→ **Your objective**
Reproduce the records below exactly as they appear.

→ **Given data**
= = =

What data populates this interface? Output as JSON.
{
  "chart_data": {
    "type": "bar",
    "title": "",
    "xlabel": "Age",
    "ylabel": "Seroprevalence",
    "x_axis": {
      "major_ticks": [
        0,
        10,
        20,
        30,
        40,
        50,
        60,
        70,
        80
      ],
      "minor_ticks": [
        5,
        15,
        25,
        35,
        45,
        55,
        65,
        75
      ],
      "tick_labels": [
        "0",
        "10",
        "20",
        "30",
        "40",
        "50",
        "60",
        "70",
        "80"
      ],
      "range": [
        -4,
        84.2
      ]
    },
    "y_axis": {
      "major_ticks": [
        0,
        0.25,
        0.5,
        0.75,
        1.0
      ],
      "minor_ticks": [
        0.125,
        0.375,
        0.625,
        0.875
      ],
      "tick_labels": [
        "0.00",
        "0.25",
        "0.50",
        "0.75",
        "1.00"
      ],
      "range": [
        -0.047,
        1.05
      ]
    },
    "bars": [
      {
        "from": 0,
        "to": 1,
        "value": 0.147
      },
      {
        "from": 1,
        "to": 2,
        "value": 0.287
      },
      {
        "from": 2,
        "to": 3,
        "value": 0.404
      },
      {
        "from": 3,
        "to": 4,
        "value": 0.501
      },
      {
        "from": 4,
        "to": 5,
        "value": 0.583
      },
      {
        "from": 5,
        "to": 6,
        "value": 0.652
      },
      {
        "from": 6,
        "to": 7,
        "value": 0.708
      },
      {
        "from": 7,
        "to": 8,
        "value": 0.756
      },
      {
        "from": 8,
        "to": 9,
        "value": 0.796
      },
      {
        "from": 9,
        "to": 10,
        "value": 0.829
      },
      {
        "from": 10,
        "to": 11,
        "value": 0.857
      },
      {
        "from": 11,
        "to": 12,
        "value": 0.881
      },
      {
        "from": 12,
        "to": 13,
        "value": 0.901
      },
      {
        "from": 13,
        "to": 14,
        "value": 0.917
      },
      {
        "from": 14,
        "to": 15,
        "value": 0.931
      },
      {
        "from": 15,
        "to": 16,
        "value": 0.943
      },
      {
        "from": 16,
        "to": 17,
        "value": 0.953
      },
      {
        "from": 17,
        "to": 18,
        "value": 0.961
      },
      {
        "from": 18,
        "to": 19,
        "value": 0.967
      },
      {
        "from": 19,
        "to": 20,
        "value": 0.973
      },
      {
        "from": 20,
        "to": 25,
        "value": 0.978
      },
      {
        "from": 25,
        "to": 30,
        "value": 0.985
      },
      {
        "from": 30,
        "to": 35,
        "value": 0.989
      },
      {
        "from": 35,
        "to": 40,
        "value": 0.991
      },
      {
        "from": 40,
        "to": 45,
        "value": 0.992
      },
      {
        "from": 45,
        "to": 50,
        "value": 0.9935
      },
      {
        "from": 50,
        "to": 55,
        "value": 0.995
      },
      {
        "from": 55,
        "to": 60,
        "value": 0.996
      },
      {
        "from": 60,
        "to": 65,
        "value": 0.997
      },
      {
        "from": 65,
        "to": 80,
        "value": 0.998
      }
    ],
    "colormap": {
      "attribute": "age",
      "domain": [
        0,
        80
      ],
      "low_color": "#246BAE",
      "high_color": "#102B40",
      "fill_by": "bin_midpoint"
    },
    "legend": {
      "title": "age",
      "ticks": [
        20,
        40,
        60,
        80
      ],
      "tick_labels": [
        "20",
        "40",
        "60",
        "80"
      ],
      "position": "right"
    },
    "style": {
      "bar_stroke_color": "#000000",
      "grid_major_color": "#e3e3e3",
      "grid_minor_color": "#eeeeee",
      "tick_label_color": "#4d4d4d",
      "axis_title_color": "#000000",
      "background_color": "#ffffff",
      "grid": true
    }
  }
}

= = =

→ **Answer below**
What data populates this interface? Output as JSON.
{
  "chart_data": {
    "type": "bar",
    "title": "",
    "xlabel": "Age",
    "ylabel": "Seroprevalence",
    "x_axis": {
      "major_ticks": [
        0,
        10,
        20,
        30,
        40,
        50,
        60,
        70,
        80
      ],
      "minor_ticks": [
        5,
        15,
        25,
        35,
        45,
        55,
        65,
        75
      ],
      "tick_labels": [
        "0",
        "10",
        "20",
        "30",
        "40",
        "50",
        "60",
        "70",
        "80"
      ],
      "range": [
        -4,
        84.2
      ]
    },
    "y_axis": {
      "major_ticks": [
        0,
        0.25,
        0.5,
        0.75,
        1.0
      ],
      "minor_ticks": [
        0.125,
        0.375,
        0.625,
        0.875
      ],
      "tick_labels": [
        "0.00",
        "0.25",
        "0.50",
        "0.75",
        "1.00"
      ],
      "range": [
        -0.047,
        1.05
      ]
    },
    "bars": [
      {
        "from": 0,
        "to": 1,
        "value": 0.147
      },
      {
        "from": 1,
        "to": 2,
        "value": 0.287
      },
      {
        "from": 2,
        "to": 3,
        "value": 0.404
      },
      {
        "from": 3,
        "to": 4,
        "value": 0.501
      },
      {
        "from": 4,
        "to": 5,
        "value": 0.583
      },
      {
        "from": 5,
        "to": 6,
        "value": 0.652
      },
      {
        "from": 6,
        "to": 7,
        "value": 0.708
      },
      {
        "from": 7,
        "to": 8,
        "value": 0.756
      },
      {
        "from": 8,
        "to": 9,
        "value": 0.796
      },
      {
        "from": 9,
        "to": 10,
        "value": 0.829
      },
      {
        "from": 10,
        "to": 11,
        "value": 0.857
      },
      {
        "from": 11,
        "to": 12,
        "value": 0.881
      },
      {
        "from": 12,
        "to": 13,
        "value": 0.901
      },
      {
        "from": 13,
        "to": 14,
        "value": 0.917
      },
      {
        "from": 14,
        "to": 15,
        "value": 0.931
      },
      {
        "from": 15,
        "to": 16,
        "value": 0.943
      },
      {
        "from": 16,
        "to": 17,
        "value": 0.953
      },
      {
        "from": 17,
        "to": 18,
        "value": 0.961
      },
      {
        "from": 18,
        "to": 19,
        "value": 0.967
      },
      {
        "from": 19,
        "to": 20,
        "value": 0.973
      },
      {
        "from": 20,
        "to": 25,
        "value": 0.978
      },
      {
        "from": 25,
        "to": 30,
        "value": 0.985
      },
      {
        "from": 30,
        "to": 35,
        "value": 0.989
      },
      {
        "from": 35,
        "to": 40,
        "value": 0.991
      },
      {
        "from": 40,
        "to": 45,
        "value": 0.992
      },
      {
        "from": 45,
        "to": 50,
        "value": 0.9935
      },
      {
        "from": 50,
        "to": 55,
        "value": 0.995
      },
      {
        "from": 55,
        "to": 60,
        "value": 0.996
      },
      {
        "from": 60,
        "to": 65,
        "value": 0.997
      },
      {
        "from": 65,
        "to": 80,
        "value": 0.998
      }
    ],
    "colormap": {
      "attribute": "age",
      "domain": [
        0,
        80
      ],
      "low_color": "#246BAE",
      "high_color": "#102B40",
      "fill_by": "bin_midpoint"
    },
    "legend": {
      "title": "age",
      "ticks": [
        20,
        40,
        60,
        80
      ],
      "tick_labels": [
        "20",
        "40",
        "60",
        "80"
      ],
      "position": "right"
    },
    "style": {
      "bar_stroke_color": "#000000",
      "grid_major_color": "#e3e3e3",
      "grid_minor_color": "#eeeeee",
      "tick_label_color": "#4d4d4d",
      "axis_title_color": "#000000",
      "background_color": "#ffffff",
      "grid": true
    }
  }
}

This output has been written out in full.